Drop every picture, then transcribe the remaining data exactly.

** start of TASK DATA **

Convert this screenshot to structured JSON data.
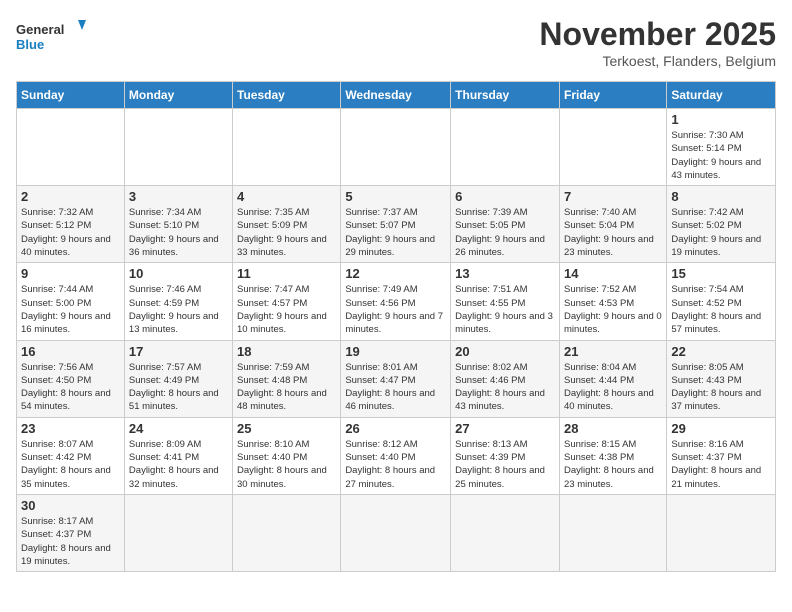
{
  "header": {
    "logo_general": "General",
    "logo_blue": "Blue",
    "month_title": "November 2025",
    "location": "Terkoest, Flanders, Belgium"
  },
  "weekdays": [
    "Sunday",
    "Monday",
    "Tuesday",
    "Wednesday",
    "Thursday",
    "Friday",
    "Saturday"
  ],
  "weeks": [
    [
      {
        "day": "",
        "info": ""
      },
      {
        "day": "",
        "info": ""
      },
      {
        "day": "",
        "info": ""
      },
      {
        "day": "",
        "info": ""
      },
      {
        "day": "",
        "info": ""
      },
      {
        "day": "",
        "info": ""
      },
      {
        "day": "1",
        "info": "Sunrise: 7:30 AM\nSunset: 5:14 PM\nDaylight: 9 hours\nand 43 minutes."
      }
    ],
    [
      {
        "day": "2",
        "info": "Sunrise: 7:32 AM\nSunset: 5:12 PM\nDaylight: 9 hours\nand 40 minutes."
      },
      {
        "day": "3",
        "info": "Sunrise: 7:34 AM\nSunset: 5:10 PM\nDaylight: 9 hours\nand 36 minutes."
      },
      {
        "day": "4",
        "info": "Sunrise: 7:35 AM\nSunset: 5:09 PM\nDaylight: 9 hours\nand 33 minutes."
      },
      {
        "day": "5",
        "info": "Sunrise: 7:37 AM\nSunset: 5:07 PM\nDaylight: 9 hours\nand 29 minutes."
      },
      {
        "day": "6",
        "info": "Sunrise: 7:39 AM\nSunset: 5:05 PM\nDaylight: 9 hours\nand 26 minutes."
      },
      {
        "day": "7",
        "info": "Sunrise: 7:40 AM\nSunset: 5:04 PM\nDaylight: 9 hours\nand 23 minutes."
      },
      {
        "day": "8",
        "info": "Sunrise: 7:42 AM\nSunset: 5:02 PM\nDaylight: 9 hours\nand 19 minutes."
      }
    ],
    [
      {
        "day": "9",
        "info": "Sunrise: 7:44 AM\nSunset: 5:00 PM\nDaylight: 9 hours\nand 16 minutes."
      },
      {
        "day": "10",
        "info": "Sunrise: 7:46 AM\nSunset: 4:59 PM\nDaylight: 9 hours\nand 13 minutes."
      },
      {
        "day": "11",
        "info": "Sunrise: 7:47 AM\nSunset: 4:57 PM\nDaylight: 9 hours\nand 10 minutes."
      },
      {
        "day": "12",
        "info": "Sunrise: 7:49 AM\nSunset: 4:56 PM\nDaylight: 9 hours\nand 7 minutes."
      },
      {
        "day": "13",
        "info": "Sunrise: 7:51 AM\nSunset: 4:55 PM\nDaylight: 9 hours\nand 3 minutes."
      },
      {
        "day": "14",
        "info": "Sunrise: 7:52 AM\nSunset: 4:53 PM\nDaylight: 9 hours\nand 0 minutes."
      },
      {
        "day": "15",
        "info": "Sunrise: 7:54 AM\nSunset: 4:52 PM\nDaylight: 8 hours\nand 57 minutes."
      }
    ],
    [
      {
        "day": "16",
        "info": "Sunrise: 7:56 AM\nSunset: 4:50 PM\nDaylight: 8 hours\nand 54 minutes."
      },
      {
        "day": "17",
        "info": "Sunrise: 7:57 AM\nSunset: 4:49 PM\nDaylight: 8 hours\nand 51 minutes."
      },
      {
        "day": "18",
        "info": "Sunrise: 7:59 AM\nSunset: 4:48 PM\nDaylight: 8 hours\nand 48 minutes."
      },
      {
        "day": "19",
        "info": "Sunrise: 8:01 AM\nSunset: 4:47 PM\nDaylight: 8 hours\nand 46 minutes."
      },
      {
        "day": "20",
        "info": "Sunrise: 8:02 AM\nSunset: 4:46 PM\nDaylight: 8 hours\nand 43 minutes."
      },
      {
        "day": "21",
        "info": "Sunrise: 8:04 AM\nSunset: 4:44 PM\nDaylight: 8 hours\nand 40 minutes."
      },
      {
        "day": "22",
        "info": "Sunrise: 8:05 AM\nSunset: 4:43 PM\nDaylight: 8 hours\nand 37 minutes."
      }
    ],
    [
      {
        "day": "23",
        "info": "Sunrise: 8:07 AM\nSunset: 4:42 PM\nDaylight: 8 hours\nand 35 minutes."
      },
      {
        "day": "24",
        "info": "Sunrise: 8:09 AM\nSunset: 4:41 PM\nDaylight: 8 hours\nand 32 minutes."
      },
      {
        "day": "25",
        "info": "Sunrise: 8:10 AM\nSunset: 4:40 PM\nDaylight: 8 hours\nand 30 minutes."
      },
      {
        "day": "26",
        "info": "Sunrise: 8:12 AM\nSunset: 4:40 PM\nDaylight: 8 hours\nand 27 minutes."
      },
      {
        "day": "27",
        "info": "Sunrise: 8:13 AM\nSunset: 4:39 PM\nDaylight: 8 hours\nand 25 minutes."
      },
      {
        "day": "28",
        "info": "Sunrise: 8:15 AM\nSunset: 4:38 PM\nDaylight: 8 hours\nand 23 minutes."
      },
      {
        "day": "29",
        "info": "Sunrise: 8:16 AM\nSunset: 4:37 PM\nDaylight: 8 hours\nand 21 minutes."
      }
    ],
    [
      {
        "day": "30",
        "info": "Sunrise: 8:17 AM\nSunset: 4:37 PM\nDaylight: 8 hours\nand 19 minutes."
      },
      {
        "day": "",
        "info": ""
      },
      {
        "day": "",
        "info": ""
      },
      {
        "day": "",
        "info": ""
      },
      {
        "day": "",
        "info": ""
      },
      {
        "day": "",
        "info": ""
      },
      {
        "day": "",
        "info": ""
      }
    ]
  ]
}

** end of TASK DATA **

## CORRECT RESULT:
Convert this screenshot to structured JSON data.
{
  "header": {
    "logo_general": "General",
    "logo_blue": "Blue",
    "month_title": "November 2025",
    "location": "Terkoest, Flanders, Belgium"
  },
  "weekdays": [
    "Sunday",
    "Monday",
    "Tuesday",
    "Wednesday",
    "Thursday",
    "Friday",
    "Saturday"
  ],
  "weeks": [
    [
      {
        "day": "",
        "info": ""
      },
      {
        "day": "",
        "info": ""
      },
      {
        "day": "",
        "info": ""
      },
      {
        "day": "",
        "info": ""
      },
      {
        "day": "",
        "info": ""
      },
      {
        "day": "",
        "info": ""
      },
      {
        "day": "1",
        "info": "Sunrise: 7:30 AM\nSunset: 5:14 PM\nDaylight: 9 hours\nand 43 minutes."
      }
    ],
    [
      {
        "day": "2",
        "info": "Sunrise: 7:32 AM\nSunset: 5:12 PM\nDaylight: 9 hours\nand 40 minutes."
      },
      {
        "day": "3",
        "info": "Sunrise: 7:34 AM\nSunset: 5:10 PM\nDaylight: 9 hours\nand 36 minutes."
      },
      {
        "day": "4",
        "info": "Sunrise: 7:35 AM\nSunset: 5:09 PM\nDaylight: 9 hours\nand 33 minutes."
      },
      {
        "day": "5",
        "info": "Sunrise: 7:37 AM\nSunset: 5:07 PM\nDaylight: 9 hours\nand 29 minutes."
      },
      {
        "day": "6",
        "info": "Sunrise: 7:39 AM\nSunset: 5:05 PM\nDaylight: 9 hours\nand 26 minutes."
      },
      {
        "day": "7",
        "info": "Sunrise: 7:40 AM\nSunset: 5:04 PM\nDaylight: 9 hours\nand 23 minutes."
      },
      {
        "day": "8",
        "info": "Sunrise: 7:42 AM\nSunset: 5:02 PM\nDaylight: 9 hours\nand 19 minutes."
      }
    ],
    [
      {
        "day": "9",
        "info": "Sunrise: 7:44 AM\nSunset: 5:00 PM\nDaylight: 9 hours\nand 16 minutes."
      },
      {
        "day": "10",
        "info": "Sunrise: 7:46 AM\nSunset: 4:59 PM\nDaylight: 9 hours\nand 13 minutes."
      },
      {
        "day": "11",
        "info": "Sunrise: 7:47 AM\nSunset: 4:57 PM\nDaylight: 9 hours\nand 10 minutes."
      },
      {
        "day": "12",
        "info": "Sunrise: 7:49 AM\nSunset: 4:56 PM\nDaylight: 9 hours\nand 7 minutes."
      },
      {
        "day": "13",
        "info": "Sunrise: 7:51 AM\nSunset: 4:55 PM\nDaylight: 9 hours\nand 3 minutes."
      },
      {
        "day": "14",
        "info": "Sunrise: 7:52 AM\nSunset: 4:53 PM\nDaylight: 9 hours\nand 0 minutes."
      },
      {
        "day": "15",
        "info": "Sunrise: 7:54 AM\nSunset: 4:52 PM\nDaylight: 8 hours\nand 57 minutes."
      }
    ],
    [
      {
        "day": "16",
        "info": "Sunrise: 7:56 AM\nSunset: 4:50 PM\nDaylight: 8 hours\nand 54 minutes."
      },
      {
        "day": "17",
        "info": "Sunrise: 7:57 AM\nSunset: 4:49 PM\nDaylight: 8 hours\nand 51 minutes."
      },
      {
        "day": "18",
        "info": "Sunrise: 7:59 AM\nSunset: 4:48 PM\nDaylight: 8 hours\nand 48 minutes."
      },
      {
        "day": "19",
        "info": "Sunrise: 8:01 AM\nSunset: 4:47 PM\nDaylight: 8 hours\nand 46 minutes."
      },
      {
        "day": "20",
        "info": "Sunrise: 8:02 AM\nSunset: 4:46 PM\nDaylight: 8 hours\nand 43 minutes."
      },
      {
        "day": "21",
        "info": "Sunrise: 8:04 AM\nSunset: 4:44 PM\nDaylight: 8 hours\nand 40 minutes."
      },
      {
        "day": "22",
        "info": "Sunrise: 8:05 AM\nSunset: 4:43 PM\nDaylight: 8 hours\nand 37 minutes."
      }
    ],
    [
      {
        "day": "23",
        "info": "Sunrise: 8:07 AM\nSunset: 4:42 PM\nDaylight: 8 hours\nand 35 minutes."
      },
      {
        "day": "24",
        "info": "Sunrise: 8:09 AM\nSunset: 4:41 PM\nDaylight: 8 hours\nand 32 minutes."
      },
      {
        "day": "25",
        "info": "Sunrise: 8:10 AM\nSunset: 4:40 PM\nDaylight: 8 hours\nand 30 minutes."
      },
      {
        "day": "26",
        "info": "Sunrise: 8:12 AM\nSunset: 4:40 PM\nDaylight: 8 hours\nand 27 minutes."
      },
      {
        "day": "27",
        "info": "Sunrise: 8:13 AM\nSunset: 4:39 PM\nDaylight: 8 hours\nand 25 minutes."
      },
      {
        "day": "28",
        "info": "Sunrise: 8:15 AM\nSunset: 4:38 PM\nDaylight: 8 hours\nand 23 minutes."
      },
      {
        "day": "29",
        "info": "Sunrise: 8:16 AM\nSunset: 4:37 PM\nDaylight: 8 hours\nand 21 minutes."
      }
    ],
    [
      {
        "day": "30",
        "info": "Sunrise: 8:17 AM\nSunset: 4:37 PM\nDaylight: 8 hours\nand 19 minutes."
      },
      {
        "day": "",
        "info": ""
      },
      {
        "day": "",
        "info": ""
      },
      {
        "day": "",
        "info": ""
      },
      {
        "day": "",
        "info": ""
      },
      {
        "day": "",
        "info": ""
      },
      {
        "day": "",
        "info": ""
      }
    ]
  ]
}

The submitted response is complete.